Return every line of the data below unchanged, character for character, in the same order.

[Raw records]
******

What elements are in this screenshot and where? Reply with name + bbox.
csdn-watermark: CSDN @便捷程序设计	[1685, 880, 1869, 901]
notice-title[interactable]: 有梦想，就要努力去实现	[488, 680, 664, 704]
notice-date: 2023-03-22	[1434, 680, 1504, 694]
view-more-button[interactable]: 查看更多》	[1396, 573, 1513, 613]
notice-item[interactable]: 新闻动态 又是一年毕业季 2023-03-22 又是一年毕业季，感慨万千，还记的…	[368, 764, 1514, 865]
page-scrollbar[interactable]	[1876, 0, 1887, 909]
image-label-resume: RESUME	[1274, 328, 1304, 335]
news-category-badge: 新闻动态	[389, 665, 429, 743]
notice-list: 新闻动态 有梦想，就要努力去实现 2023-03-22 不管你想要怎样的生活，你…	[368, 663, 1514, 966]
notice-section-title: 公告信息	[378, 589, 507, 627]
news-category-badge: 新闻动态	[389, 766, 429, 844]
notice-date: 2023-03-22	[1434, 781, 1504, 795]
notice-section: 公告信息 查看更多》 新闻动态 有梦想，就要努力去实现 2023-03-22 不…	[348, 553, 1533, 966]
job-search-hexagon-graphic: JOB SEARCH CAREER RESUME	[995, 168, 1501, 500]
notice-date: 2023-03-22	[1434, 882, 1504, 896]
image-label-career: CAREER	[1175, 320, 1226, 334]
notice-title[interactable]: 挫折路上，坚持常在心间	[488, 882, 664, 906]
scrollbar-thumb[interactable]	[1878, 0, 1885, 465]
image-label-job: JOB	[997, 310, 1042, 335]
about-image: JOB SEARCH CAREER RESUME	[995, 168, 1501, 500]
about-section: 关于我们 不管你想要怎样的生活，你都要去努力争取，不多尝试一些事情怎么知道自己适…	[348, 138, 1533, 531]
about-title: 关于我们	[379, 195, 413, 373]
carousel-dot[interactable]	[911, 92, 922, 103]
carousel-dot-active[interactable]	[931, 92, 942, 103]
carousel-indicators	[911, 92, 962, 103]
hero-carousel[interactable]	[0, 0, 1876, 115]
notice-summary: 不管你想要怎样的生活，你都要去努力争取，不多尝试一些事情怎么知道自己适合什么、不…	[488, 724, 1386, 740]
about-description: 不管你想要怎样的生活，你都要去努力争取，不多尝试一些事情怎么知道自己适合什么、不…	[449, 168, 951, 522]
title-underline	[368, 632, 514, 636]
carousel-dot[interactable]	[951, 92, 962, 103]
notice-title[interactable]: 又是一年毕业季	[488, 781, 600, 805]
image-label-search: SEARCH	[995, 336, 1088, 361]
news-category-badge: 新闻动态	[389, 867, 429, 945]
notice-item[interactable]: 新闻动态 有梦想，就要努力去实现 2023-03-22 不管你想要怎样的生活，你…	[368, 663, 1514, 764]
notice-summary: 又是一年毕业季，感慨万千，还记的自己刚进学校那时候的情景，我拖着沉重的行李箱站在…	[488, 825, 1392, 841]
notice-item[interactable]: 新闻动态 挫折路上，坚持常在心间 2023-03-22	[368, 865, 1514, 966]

******

Response to the exercise:
What elements are in this screenshot and where? Reply with name + bbox.
csdn-watermark: CSDN @便捷程序设计	[1685, 880, 1869, 901]
notice-title[interactable]: 有梦想，就要努力去实现	[488, 680, 664, 704]
notice-date: 2023-03-22	[1434, 680, 1504, 694]
view-more-button[interactable]: 查看更多》	[1396, 573, 1513, 613]
notice-item[interactable]: 新闻动态 又是一年毕业季 2023-03-22 又是一年毕业季，感慨万千，还记的…	[368, 764, 1514, 865]
page-scrollbar[interactable]	[1876, 0, 1887, 909]
image-label-resume: RESUME	[1274, 328, 1304, 335]
news-category-badge: 新闻动态	[389, 665, 429, 743]
notice-list: 新闻动态 有梦想，就要努力去实现 2023-03-22 不管你想要怎样的生活，你…	[368, 663, 1514, 966]
notice-section-title: 公告信息	[378, 589, 507, 627]
news-category-badge: 新闻动态	[389, 766, 429, 844]
notice-date: 2023-03-22	[1434, 781, 1504, 795]
notice-section: 公告信息 查看更多》 新闻动态 有梦想，就要努力去实现 2023-03-22 不…	[348, 553, 1533, 966]
job-search-hexagon-graphic: JOB SEARCH CAREER RESUME	[995, 168, 1501, 500]
notice-date: 2023-03-22	[1434, 882, 1504, 896]
image-label-career: CAREER	[1175, 320, 1226, 334]
notice-title[interactable]: 挫折路上，坚持常在心间	[488, 882, 664, 906]
scrollbar-thumb[interactable]	[1878, 0, 1885, 465]
image-label-job: JOB	[997, 310, 1042, 335]
about-image: JOB SEARCH CAREER RESUME	[995, 168, 1501, 500]
about-section: 关于我们 不管你想要怎样的生活，你都要去努力争取，不多尝试一些事情怎么知道自己适…	[348, 138, 1533, 531]
about-title: 关于我们	[379, 195, 413, 373]
carousel-dot[interactable]	[911, 92, 922, 103]
carousel-dot-active[interactable]	[931, 92, 942, 103]
carousel-indicators	[911, 92, 962, 103]
hero-carousel[interactable]	[0, 0, 1876, 115]
notice-summary: 不管你想要怎样的生活，你都要去努力争取，不多尝试一些事情怎么知道自己适合什么、不…	[488, 724, 1386, 740]
about-description: 不管你想要怎样的生活，你都要去努力争取，不多尝试一些事情怎么知道自己适合什么、不…	[449, 168, 951, 522]
title-underline	[368, 632, 514, 636]
carousel-dot[interactable]	[951, 92, 962, 103]
notice-title[interactable]: 又是一年毕业季	[488, 781, 600, 805]
image-label-search: SEARCH	[995, 336, 1088, 361]
news-category-badge: 新闻动态	[389, 867, 429, 945]
notice-item[interactable]: 新闻动态 有梦想，就要努力去实现 2023-03-22 不管你想要怎样的生活，你…	[368, 663, 1514, 764]
notice-summary: 又是一年毕业季，感慨万千，还记的自己刚进学校那时候的情景，我拖着沉重的行李箱站在…	[488, 825, 1392, 841]
notice-item[interactable]: 新闻动态 挫折路上，坚持常在心间 2023-03-22	[368, 865, 1514, 966]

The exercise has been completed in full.